Source records:
===============

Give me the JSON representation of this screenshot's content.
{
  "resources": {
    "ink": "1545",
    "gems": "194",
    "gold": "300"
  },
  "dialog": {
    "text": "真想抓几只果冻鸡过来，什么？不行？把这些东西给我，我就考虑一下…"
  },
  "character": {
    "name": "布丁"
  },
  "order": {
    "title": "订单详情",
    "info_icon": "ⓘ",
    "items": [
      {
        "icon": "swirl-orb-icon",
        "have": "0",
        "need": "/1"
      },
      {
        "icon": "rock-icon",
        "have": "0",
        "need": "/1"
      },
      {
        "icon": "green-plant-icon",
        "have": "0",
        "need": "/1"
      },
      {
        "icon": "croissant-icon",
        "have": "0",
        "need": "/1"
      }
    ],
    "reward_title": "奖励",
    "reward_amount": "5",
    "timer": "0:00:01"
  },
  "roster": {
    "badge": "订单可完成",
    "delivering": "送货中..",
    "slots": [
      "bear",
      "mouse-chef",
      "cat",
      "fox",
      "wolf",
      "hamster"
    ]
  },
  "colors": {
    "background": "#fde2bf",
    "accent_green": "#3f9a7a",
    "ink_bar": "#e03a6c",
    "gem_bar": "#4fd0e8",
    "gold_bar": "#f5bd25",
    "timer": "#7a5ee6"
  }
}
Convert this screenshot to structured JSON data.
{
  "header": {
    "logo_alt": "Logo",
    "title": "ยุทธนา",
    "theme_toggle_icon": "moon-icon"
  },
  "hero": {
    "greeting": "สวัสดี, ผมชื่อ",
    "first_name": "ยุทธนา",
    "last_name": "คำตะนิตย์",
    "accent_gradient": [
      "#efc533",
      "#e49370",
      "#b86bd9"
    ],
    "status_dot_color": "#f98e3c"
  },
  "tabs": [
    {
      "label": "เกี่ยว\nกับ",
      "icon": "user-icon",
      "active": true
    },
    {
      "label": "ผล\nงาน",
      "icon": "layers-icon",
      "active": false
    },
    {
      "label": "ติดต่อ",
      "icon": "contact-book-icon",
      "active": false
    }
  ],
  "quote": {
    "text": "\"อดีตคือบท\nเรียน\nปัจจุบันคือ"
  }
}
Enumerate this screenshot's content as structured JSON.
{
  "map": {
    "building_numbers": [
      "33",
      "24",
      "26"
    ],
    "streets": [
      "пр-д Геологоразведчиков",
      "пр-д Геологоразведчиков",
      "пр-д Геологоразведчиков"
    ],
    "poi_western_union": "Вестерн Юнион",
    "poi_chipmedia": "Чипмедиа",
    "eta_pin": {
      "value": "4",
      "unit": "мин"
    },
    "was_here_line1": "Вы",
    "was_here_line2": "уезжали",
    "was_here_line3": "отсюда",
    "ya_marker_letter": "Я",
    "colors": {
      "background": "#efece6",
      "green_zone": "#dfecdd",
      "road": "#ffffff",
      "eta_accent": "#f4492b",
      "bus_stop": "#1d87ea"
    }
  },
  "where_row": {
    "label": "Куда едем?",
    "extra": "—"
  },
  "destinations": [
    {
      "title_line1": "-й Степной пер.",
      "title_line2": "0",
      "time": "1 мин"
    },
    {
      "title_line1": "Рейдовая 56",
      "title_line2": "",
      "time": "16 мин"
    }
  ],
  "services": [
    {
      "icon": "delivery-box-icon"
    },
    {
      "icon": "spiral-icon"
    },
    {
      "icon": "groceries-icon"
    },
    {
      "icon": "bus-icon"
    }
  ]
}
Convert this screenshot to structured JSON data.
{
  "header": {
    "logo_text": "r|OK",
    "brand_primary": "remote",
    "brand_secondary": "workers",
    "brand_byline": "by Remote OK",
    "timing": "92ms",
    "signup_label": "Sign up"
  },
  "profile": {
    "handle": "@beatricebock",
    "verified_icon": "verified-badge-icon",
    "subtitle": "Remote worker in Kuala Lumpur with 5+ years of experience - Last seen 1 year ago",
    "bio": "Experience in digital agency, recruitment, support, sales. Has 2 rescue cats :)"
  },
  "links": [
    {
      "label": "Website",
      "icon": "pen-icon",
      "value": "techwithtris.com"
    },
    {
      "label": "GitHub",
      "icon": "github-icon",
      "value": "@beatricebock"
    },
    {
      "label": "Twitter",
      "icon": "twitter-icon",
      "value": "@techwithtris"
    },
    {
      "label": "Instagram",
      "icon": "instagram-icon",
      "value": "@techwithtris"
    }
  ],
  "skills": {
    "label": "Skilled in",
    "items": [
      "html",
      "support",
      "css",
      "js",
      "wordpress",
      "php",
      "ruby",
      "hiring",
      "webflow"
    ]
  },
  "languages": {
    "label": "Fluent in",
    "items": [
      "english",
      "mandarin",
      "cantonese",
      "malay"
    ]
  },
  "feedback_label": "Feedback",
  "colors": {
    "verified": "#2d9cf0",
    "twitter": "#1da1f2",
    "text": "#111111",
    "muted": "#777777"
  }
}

===============

The word "verified" may appear on some lines. Report how many lines hold it, giving the number alone.

2